#### Exercise brief:
From the entries below, copy every line where the string "lines" appears.

#### Extracted data:
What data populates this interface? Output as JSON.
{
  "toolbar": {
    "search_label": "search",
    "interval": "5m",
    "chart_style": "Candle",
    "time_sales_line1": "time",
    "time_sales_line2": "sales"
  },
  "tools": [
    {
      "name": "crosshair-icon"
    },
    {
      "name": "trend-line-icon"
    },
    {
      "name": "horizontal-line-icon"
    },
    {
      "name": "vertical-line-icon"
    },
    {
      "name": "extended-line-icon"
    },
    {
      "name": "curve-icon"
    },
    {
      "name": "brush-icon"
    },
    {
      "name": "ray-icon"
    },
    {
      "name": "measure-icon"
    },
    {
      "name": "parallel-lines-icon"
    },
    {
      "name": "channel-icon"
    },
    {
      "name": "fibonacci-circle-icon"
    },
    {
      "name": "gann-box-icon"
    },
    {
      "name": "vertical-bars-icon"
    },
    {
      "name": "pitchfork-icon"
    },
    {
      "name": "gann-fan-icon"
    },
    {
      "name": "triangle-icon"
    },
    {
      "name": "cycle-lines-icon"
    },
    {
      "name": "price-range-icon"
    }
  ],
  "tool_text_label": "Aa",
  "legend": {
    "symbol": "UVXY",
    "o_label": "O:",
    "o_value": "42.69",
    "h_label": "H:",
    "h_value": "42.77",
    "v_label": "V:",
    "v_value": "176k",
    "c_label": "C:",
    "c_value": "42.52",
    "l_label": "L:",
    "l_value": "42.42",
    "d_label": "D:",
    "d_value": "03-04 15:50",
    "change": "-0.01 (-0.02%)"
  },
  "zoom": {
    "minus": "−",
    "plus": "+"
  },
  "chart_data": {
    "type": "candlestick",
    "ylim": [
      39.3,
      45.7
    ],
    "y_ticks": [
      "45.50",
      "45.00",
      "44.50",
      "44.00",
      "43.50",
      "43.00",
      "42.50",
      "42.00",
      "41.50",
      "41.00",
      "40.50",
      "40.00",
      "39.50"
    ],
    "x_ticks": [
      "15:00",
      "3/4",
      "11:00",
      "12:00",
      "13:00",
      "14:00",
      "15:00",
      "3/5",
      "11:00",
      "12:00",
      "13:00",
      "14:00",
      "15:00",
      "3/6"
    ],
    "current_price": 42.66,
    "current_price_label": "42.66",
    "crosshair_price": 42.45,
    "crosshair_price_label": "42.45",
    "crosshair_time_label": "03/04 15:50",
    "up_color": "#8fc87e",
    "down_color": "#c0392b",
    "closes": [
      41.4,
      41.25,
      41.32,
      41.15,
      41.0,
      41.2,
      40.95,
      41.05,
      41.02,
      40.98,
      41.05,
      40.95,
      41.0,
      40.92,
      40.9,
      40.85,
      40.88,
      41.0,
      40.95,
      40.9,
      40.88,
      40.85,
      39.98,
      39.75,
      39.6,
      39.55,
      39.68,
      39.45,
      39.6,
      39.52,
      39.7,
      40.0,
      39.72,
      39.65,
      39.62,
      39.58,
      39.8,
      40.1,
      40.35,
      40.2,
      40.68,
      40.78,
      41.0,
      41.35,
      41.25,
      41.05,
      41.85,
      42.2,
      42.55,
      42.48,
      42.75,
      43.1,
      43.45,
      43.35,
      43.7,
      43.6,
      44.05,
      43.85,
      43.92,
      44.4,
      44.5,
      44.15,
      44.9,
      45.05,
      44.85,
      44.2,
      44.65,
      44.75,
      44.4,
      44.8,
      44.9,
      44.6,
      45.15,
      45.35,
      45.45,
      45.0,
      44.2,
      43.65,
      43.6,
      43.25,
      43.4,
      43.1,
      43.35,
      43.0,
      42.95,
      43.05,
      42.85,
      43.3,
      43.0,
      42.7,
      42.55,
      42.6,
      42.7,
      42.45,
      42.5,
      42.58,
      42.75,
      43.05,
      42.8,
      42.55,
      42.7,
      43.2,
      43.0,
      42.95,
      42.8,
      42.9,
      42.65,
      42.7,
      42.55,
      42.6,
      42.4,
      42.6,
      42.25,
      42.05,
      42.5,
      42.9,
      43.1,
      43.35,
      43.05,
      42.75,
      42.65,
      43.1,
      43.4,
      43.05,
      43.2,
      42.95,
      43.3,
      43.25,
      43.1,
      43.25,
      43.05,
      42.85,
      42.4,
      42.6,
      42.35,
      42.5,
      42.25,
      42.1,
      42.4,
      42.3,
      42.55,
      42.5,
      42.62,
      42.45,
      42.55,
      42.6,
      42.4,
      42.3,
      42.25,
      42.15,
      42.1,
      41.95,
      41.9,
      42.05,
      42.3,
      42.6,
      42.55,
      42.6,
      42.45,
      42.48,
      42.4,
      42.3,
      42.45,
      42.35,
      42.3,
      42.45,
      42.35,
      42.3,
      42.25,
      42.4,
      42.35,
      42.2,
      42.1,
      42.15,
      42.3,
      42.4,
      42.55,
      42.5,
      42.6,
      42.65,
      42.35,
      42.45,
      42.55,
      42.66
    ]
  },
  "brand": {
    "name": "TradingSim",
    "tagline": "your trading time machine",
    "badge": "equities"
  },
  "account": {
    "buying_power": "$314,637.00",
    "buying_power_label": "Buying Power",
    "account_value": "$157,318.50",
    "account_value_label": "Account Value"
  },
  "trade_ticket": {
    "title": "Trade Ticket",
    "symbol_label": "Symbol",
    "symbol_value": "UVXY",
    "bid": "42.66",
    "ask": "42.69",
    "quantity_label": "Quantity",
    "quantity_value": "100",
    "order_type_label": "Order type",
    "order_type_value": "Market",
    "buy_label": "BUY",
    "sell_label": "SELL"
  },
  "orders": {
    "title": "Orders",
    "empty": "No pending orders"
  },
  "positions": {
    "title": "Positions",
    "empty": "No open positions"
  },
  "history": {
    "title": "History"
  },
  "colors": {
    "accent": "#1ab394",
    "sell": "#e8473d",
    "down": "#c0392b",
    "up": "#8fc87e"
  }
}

#### Task solution:
      "name": "parallel-lines-icon"
      "name": "cycle-lines-icon"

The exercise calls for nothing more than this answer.